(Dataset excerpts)
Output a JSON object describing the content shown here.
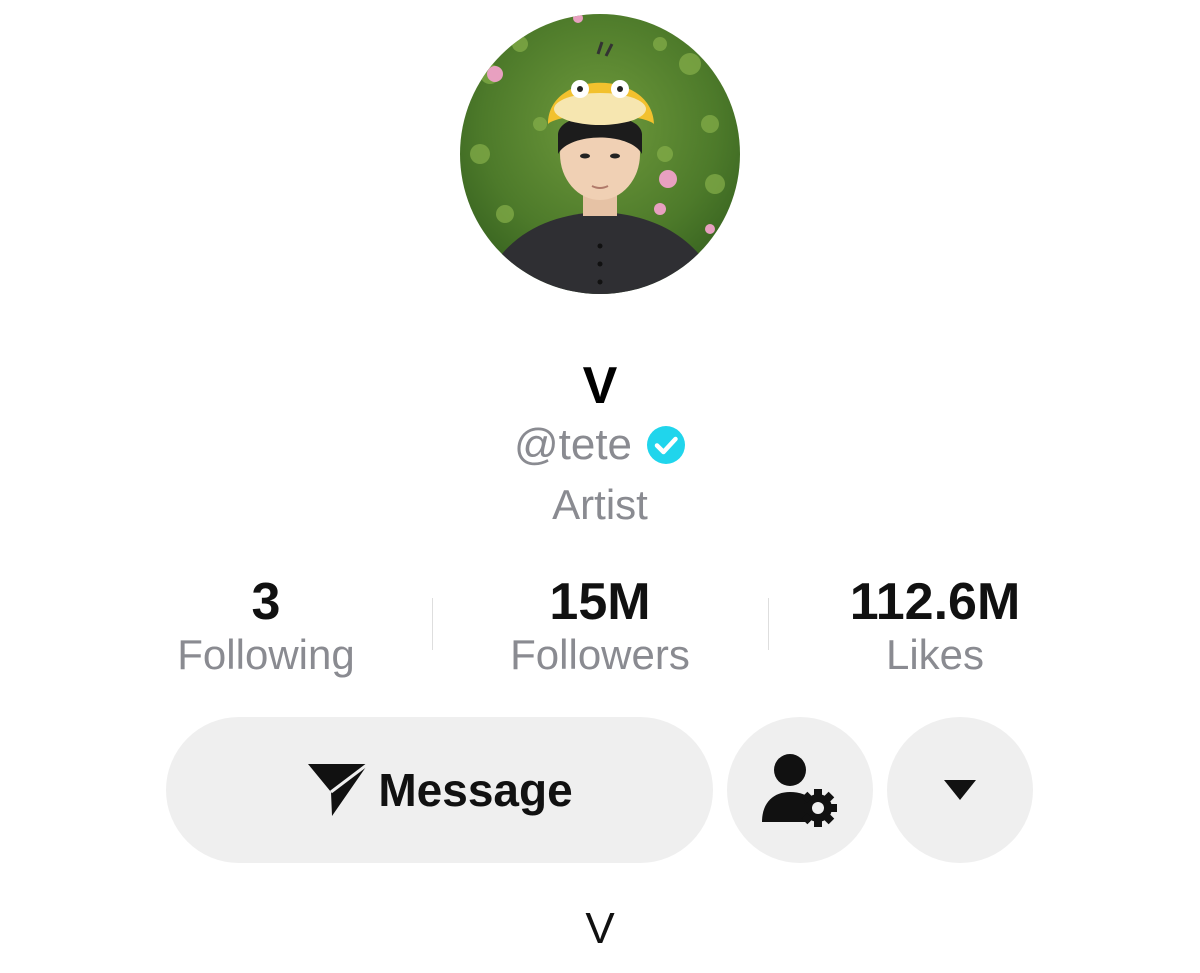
{
  "profile": {
    "display_name": "V",
    "handle": "@tete",
    "verified": true,
    "bio": "Artist",
    "footer_text": "V"
  },
  "stats": [
    {
      "value": "3",
      "label": "Following"
    },
    {
      "value": "15M",
      "label": "Followers"
    },
    {
      "value": "112.6M",
      "label": "Likes"
    }
  ],
  "actions": {
    "message_label": "Message",
    "message_icon": "send-icon",
    "friend_icon": "user-settings-icon",
    "more_icon": "caret-down-icon"
  },
  "colors": {
    "verified_badge": "#20d5ec",
    "secondary_text": "#8a8b91",
    "button_bg": "#efefef"
  }
}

OBJECTIVE:
Set down the lines of the records above exactly, apart from the pictures.

ANSWER:
Output a JSON object describing the content shown here.
{
  "profile": {
    "display_name": "V",
    "handle": "@tete",
    "verified": true,
    "bio": "Artist",
    "footer_text": "V"
  },
  "stats": [
    {
      "value": "3",
      "label": "Following"
    },
    {
      "value": "15M",
      "label": "Followers"
    },
    {
      "value": "112.6M",
      "label": "Likes"
    }
  ],
  "actions": {
    "message_label": "Message",
    "message_icon": "send-icon",
    "friend_icon": "user-settings-icon",
    "more_icon": "caret-down-icon"
  },
  "colors": {
    "verified_badge": "#20d5ec",
    "secondary_text": "#8a8b91",
    "button_bg": "#efefef"
  }
}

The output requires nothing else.